- WRITTEN REQUEST
Transcribe the records in full, keeping every character as it is.
[Start of INPUT MATERIAL]
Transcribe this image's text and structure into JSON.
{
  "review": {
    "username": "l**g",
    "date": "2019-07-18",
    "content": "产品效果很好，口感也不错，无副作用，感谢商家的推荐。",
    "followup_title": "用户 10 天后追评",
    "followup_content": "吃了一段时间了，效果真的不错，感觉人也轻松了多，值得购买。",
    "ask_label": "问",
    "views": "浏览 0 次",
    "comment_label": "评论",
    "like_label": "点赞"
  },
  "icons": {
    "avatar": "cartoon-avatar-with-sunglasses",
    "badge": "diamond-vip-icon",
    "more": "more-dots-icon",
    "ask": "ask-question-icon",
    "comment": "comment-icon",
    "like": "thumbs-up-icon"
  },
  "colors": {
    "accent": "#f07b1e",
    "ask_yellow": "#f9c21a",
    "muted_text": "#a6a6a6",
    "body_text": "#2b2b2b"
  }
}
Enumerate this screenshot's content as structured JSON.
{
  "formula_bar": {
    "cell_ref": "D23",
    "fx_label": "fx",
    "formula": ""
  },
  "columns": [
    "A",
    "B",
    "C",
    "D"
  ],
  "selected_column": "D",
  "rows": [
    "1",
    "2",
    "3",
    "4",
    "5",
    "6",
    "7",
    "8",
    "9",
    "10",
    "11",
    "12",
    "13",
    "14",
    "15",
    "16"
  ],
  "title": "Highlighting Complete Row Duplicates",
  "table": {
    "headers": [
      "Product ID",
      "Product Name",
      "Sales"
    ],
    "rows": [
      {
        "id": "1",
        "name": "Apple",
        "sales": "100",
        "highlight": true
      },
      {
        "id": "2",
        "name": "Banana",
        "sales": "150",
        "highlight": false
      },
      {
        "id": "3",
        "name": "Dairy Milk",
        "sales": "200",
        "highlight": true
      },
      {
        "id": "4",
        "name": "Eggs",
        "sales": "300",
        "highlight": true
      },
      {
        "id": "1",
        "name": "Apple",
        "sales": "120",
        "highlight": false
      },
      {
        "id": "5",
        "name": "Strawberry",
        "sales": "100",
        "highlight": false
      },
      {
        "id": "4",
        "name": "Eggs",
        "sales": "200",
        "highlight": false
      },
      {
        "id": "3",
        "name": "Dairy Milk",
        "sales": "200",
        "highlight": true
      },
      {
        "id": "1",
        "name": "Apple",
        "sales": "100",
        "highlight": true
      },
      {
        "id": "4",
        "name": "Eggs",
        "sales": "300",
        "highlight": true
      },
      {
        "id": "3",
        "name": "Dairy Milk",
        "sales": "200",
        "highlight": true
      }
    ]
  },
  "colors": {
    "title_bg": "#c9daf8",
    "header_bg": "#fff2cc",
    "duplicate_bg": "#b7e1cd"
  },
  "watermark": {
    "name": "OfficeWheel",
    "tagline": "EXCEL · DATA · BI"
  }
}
[End of INPUT MATERIAL]
- TASK RESPONSE
Transcribe this image's text and structure into JSON.
{
  "review": {
    "username": "l**g",
    "date": "2019-07-18",
    "content": "产品效果很好，口感也不错，无副作用，感谢商家的推荐。",
    "followup_title": "用户 10 天后追评",
    "followup_content": "吃了一段时间了，效果真的不错，感觉人也轻松了多，值得购买。",
    "ask_label": "问",
    "views": "浏览 0 次",
    "comment_label": "评论",
    "like_label": "点赞"
  },
  "icons": {
    "avatar": "cartoon-avatar-with-sunglasses",
    "badge": "diamond-vip-icon",
    "more": "more-dots-icon",
    "ask": "ask-question-icon",
    "comment": "comment-icon",
    "like": "thumbs-up-icon"
  },
  "colors": {
    "accent": "#f07b1e",
    "ask_yellow": "#f9c21a",
    "muted_text": "#a6a6a6",
    "body_text": "#2b2b2b"
  }
}
Enumerate this screenshot's content as structured JSON.
{
  "formula_bar": {
    "cell_ref": "D23",
    "fx_label": "fx",
    "formula": ""
  },
  "columns": [
    "A",
    "B",
    "C",
    "D"
  ],
  "selected_column": "D",
  "rows": [
    "1",
    "2",
    "3",
    "4",
    "5",
    "6",
    "7",
    "8",
    "9",
    "10",
    "11",
    "12",
    "13",
    "14",
    "15",
    "16"
  ],
  "title": "Highlighting Complete Row Duplicates",
  "table": {
    "headers": [
      "Product ID",
      "Product Name",
      "Sales"
    ],
    "rows": [
      {
        "id": "1",
        "name": "Apple",
        "sales": "100",
        "highlight": true
      },
      {
        "id": "2",
        "name": "Banana",
        "sales": "150",
        "highlight": false
      },
      {
        "id": "3",
        "name": "Dairy Milk",
        "sales": "200",
        "highlight": true
      },
      {
        "id": "4",
        "name": "Eggs",
        "sales": "300",
        "highlight": true
      },
      {
        "id": "1",
        "name": "Apple",
        "sales": "120",
        "highlight": false
      },
      {
        "id": "5",
        "name": "Strawberry",
        "sales": "100",
        "highlight": false
      },
      {
        "id": "4",
        "name": "Eggs",
        "sales": "200",
        "highlight": false
      },
      {
        "id": "3",
        "name": "Dairy Milk",
        "sales": "200",
        "highlight": true
      },
      {
        "id": "1",
        "name": "Apple",
        "sales": "100",
        "highlight": true
      },
      {
        "id": "4",
        "name": "Eggs",
        "sales": "300",
        "highlight": true
      },
      {
        "id": "3",
        "name": "Dairy Milk",
        "sales": "200",
        "highlight": true
      }
    ]
  },
  "colors": {
    "title_bg": "#c9daf8",
    "header_bg": "#fff2cc",
    "duplicate_bg": "#b7e1cd"
  },
  "watermark": {
    "name": "OfficeWheel",
    "tagline": "EXCEL · DATA · BI"
  }
}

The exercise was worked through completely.